• _SHORT EXERCISE_: All of the data below must be repeated exactly.

• _RECORDED DATA_:
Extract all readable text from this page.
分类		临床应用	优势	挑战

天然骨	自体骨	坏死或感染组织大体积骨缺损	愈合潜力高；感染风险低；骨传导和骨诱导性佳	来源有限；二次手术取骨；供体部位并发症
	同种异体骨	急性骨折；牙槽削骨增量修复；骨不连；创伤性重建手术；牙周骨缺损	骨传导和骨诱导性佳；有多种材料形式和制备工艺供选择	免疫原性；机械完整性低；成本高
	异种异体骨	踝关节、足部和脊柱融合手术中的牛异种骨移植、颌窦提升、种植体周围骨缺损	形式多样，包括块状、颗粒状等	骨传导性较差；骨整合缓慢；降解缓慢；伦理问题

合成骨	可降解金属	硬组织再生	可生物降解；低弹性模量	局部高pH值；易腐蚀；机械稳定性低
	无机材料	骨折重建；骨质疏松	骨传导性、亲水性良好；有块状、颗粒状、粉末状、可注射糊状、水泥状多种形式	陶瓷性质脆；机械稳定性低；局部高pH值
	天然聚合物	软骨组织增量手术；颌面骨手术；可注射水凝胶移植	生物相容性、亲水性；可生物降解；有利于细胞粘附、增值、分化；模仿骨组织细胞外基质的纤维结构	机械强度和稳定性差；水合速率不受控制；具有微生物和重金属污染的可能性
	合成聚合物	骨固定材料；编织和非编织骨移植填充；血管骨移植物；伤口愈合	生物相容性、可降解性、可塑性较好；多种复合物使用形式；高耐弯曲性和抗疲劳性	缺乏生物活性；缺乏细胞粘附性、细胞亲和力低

• _SOLUTION TO THE EXERCISE_:
Extract all readable text from this page.
分类		临床应用	优势	挑战

天然骨	自体骨	坏死或感染组织大体积骨缺损	愈合潜力高；感染风险低；骨传导和骨诱导性佳	来源有限；二次手术取骨；供体部位并发症
	同种异体骨	急性骨折；牙槽削骨增量修复；骨不连；创伤性重建手术；牙周骨缺损	骨传导和骨诱导性佳；有多种材料形式和制备工艺供选择	免疫原性；机械完整性低；成本高
	异种异体骨	踝关节、足部和脊柱融合手术中的牛异种骨移植、颌窦提升、种植体周围骨缺损	形式多样，包括块状、颗粒状等	骨传导性较差；骨整合缓慢；降解缓慢；伦理问题

合成骨	可降解金属	硬组织再生	可生物降解；低弹性模量	局部高pH值；易腐蚀；机械稳定性低
	无机材料	骨折重建；骨质疏松	骨传导性、亲水性良好；有块状、颗粒状、粉末状、可注射糊状、水泥状多种形式	陶瓷性质脆；机械稳定性低；局部高pH值
	天然聚合物	软骨组织增量手术；颌面骨手术；可注射水凝胶移植	生物相容性、亲水性；可生物降解；有利于细胞粘附、增值、分化；模仿骨组织细胞外基质的纤维结构	机械强度和稳定性差；水合速率不受控制；具有微生物和重金属污染的可能性
	合成聚合物	骨固定材料；编织和非编织骨移植填充；血管骨移植物；伤口愈合	生物相容性、可降解性、可塑性较好；多种复合物使用形式；高耐弯曲性和抗疲劳性	缺乏生物活性；缺乏细胞粘附性、细胞亲和力低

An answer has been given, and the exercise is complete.